» **Exercise objective**:
Can you quote every line of the data below word for word, without changing or leaving out anything?

(Entries from a dataset)
..............................

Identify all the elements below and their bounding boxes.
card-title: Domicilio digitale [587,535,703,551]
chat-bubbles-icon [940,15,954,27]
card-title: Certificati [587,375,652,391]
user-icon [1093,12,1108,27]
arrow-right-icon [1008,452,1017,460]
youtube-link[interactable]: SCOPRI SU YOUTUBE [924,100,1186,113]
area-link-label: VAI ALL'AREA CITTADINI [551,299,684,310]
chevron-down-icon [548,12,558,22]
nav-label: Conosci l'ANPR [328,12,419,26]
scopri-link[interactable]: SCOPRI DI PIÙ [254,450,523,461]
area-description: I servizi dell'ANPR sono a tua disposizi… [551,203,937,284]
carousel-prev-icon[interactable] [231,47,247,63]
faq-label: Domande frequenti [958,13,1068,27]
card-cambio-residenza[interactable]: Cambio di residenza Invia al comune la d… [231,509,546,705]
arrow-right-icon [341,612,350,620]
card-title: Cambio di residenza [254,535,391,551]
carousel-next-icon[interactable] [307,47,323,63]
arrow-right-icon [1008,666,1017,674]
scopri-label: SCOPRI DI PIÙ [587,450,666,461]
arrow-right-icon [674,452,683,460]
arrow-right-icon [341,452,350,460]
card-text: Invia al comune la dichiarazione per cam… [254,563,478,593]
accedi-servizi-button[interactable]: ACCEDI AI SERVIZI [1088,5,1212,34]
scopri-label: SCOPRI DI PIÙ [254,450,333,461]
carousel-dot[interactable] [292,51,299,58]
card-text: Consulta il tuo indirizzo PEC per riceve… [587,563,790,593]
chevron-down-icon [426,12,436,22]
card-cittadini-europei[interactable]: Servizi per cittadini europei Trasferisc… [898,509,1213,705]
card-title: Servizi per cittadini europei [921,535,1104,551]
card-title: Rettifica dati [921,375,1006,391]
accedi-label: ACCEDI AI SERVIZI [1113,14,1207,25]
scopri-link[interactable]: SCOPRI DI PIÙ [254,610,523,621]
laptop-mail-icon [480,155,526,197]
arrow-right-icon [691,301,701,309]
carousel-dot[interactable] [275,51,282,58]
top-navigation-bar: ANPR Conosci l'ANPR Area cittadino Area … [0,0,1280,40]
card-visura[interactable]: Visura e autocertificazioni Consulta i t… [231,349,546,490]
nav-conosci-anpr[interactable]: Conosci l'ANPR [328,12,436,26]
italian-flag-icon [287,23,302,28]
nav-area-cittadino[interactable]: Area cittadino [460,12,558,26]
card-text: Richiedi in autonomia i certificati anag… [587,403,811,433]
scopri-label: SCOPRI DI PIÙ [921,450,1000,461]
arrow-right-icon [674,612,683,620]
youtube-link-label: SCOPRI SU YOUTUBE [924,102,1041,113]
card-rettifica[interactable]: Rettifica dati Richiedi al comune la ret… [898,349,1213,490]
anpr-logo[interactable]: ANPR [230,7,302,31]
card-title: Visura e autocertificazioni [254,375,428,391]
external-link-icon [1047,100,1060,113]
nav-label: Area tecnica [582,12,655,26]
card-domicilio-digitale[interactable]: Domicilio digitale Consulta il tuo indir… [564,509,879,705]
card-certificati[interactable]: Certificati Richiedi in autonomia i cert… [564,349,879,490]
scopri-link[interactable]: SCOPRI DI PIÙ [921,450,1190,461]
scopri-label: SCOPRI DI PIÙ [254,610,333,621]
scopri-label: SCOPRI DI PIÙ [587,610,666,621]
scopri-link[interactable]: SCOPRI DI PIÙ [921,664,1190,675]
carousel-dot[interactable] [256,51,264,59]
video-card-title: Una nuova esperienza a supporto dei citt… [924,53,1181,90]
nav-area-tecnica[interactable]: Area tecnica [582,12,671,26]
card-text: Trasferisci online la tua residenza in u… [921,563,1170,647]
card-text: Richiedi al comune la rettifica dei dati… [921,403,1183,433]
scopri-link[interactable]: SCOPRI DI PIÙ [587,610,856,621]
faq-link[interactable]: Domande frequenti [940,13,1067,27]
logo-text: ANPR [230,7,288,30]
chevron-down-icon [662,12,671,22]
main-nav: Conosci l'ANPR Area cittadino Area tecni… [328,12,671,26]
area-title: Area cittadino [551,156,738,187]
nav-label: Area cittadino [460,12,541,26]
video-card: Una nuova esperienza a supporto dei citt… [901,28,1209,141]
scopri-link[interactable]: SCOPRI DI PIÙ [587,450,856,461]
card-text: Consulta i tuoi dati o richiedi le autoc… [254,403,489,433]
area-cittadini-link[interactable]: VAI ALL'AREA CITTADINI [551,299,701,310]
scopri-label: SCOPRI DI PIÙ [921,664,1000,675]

..............................

» **Correct response**:
Identify all the elements below and their bounding boxes.
card-title: Domicilio digitale [587,535,703,551]
chat-bubbles-icon [940,15,954,27]
card-title: Certificati [587,375,652,391]
user-icon [1093,12,1108,27]
arrow-right-icon [1008,452,1017,460]
youtube-link[interactable]: SCOPRI SU YOUTUBE [924,100,1186,113]
area-link-label: VAI ALL'AREA CITTADINI [551,299,684,310]
chevron-down-icon [548,12,558,22]
nav-label: Conosci l'ANPR [328,12,419,26]
scopri-link[interactable]: SCOPRI DI PIÙ [254,450,523,461]
area-description: I servizi dell'ANPR sono a tua disposizi… [551,203,937,284]
carousel-prev-icon[interactable] [231,47,247,63]
faq-label: Domande frequenti [958,13,1068,27]
card-cambio-residenza[interactable]: Cambio di residenza Invia al comune la d… [231,509,546,705]
arrow-right-icon [341,612,350,620]
card-title: Cambio di residenza [254,535,391,551]
carousel-next-icon[interactable] [307,47,323,63]
arrow-right-icon [1008,666,1017,674]
scopri-label: SCOPRI DI PIÙ [587,450,666,461]
arrow-right-icon [674,452,683,460]
arrow-right-icon [341,452,350,460]
card-text: Invia al comune la dichiarazione per cam… [254,563,478,593]
accedi-servizi-button[interactable]: ACCEDI AI SERVIZI [1088,5,1212,34]
scopri-label: SCOPRI DI PIÙ [254,450,333,461]
carousel-dot[interactable] [292,51,299,58]
card-text: Consulta il tuo indirizzo PEC per riceve… [587,563,790,593]
chevron-down-icon [426,12,436,22]
card-cittadini-europei[interactable]: Servizi per cittadini europei Trasferisc… [898,509,1213,705]
card-title: Servizi per cittadini europei [921,535,1104,551]
card-title: Rettifica dati [921,375,1006,391]
accedi-label: ACCEDI AI SERVIZI [1113,14,1207,25]
scopri-link[interactable]: SCOPRI DI PIÙ [254,610,523,621]
laptop-mail-icon [480,155,526,197]
arrow-right-icon [691,301,701,309]
carousel-dot[interactable] [275,51,282,58]
top-navigation-bar: ANPR Conosci l'ANPR Area cittadino Area … [0,0,1280,40]
card-visura[interactable]: Visura e autocertificazioni Consulta i t… [231,349,546,490]
nav-conosci-anpr[interactable]: Conosci l'ANPR [328,12,436,26]
italian-flag-icon [287,23,302,28]
nav-area-cittadino[interactable]: Area cittadino [460,12,558,26]
card-text: Richiedi in autonomia i certificati anag… [587,403,811,433]
scopri-label: SCOPRI DI PIÙ [921,450,1000,461]
arrow-right-icon [674,612,683,620]
youtube-link-label: SCOPRI SU YOUTUBE [924,102,1041,113]
card-rettifica[interactable]: Rettifica dati Richiedi al comune la ret… [898,349,1213,490]
anpr-logo[interactable]: ANPR [230,7,302,31]
card-title: Visura e autocertificazioni [254,375,428,391]
external-link-icon [1047,100,1060,113]
nav-label: Area tecnica [582,12,655,26]
card-domicilio-digitale[interactable]: Domicilio digitale Consulta il tuo indir… [564,509,879,705]
card-certificati[interactable]: Certificati Richiedi in autonomia i cert… [564,349,879,490]
scopri-link[interactable]: SCOPRI DI PIÙ [921,450,1190,461]
scopri-label: SCOPRI DI PIÙ [254,610,333,621]
scopri-label: SCOPRI DI PIÙ [587,610,666,621]
scopri-link[interactable]: SCOPRI DI PIÙ [921,664,1190,675]
carousel-dot[interactable] [256,51,264,59]
video-card-title: Una nuova esperienza a supporto dei citt… [924,53,1181,90]
nav-area-tecnica[interactable]: Area tecnica [582,12,671,26]
card-text: Trasferisci online la tua residenza in u… [921,563,1170,647]
card-text: Richiedi al comune la rettifica dei dati… [921,403,1183,433]
scopri-link[interactable]: SCOPRI DI PIÙ [587,610,856,621]
faq-link[interactable]: Domande frequenti [940,13,1067,27]
logo-text: ANPR [230,7,288,30]
chevron-down-icon [662,12,671,22]
main-nav: Conosci l'ANPR Area cittadino Area tecni… [328,12,671,26]
area-title: Area cittadino [551,156,738,187]
nav-label: Area cittadino [460,12,541,26]
video-card: Una nuova esperienza a supporto dei citt… [901,28,1209,141]
scopri-link[interactable]: SCOPRI DI PIÙ [587,450,856,461]
card-text: Consulta i tuoi dati o richiedi le autoc… [254,403,489,433]
area-cittadini-link[interactable]: VAI ALL'AREA CITTADINI [551,299,701,310]
scopri-label: SCOPRI DI PIÙ [921,664,1000,675]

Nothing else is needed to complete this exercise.